= STATED PROBLEM =
Gather every line that includes the word "DEFICYT", please.

===== INFORMATION GIVEN =====

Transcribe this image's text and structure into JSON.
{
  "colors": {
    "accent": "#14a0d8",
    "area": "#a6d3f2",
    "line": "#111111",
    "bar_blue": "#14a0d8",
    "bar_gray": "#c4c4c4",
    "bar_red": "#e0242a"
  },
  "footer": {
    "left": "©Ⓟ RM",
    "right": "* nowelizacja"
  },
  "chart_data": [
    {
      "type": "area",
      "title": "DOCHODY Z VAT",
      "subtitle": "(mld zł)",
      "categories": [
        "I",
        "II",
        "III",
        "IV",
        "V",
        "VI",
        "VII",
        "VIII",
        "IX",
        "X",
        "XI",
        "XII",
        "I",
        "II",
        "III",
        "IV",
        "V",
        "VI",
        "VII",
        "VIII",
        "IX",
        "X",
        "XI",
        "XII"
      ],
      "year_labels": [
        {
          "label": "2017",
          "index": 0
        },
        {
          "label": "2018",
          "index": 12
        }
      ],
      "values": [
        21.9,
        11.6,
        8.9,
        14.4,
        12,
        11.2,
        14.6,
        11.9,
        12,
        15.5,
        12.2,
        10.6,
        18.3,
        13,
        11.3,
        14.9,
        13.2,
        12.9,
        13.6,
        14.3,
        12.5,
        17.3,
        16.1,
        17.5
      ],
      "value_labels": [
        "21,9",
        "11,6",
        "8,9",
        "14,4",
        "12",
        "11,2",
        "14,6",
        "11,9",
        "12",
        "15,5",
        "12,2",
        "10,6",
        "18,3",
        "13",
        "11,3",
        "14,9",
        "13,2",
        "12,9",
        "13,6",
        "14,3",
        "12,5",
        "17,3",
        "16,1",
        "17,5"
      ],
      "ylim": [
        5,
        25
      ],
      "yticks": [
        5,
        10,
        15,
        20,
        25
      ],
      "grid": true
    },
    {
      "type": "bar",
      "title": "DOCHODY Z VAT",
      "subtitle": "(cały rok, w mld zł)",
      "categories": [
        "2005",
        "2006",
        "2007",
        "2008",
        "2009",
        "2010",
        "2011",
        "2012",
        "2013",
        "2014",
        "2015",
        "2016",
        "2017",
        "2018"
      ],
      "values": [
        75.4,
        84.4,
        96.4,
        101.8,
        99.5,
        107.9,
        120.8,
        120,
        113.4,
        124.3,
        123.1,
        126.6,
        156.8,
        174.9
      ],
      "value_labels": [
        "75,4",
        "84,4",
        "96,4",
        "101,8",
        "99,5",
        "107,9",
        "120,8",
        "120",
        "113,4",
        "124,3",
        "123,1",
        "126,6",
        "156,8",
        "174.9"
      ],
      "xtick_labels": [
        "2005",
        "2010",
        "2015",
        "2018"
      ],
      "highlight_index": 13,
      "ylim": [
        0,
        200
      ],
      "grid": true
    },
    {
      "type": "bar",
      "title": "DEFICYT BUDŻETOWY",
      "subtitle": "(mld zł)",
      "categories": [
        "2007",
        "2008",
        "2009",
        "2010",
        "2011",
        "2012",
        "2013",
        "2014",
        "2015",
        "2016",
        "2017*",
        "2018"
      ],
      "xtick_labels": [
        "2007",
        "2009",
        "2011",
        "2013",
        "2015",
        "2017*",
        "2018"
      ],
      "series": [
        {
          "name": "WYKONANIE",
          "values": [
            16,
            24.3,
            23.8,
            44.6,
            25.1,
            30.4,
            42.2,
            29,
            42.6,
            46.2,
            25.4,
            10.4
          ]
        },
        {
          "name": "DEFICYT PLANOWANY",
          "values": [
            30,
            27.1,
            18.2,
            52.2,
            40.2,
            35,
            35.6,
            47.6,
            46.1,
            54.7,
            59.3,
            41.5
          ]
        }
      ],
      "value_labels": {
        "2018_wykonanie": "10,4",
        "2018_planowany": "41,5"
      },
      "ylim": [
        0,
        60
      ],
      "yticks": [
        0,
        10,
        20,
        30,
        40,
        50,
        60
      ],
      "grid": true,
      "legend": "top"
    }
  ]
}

=====

= EXERCISE SOLUTION =
      "title": "DEFICYT BUDŻETOWY",
          "name": "DEFICYT PLANOWANY",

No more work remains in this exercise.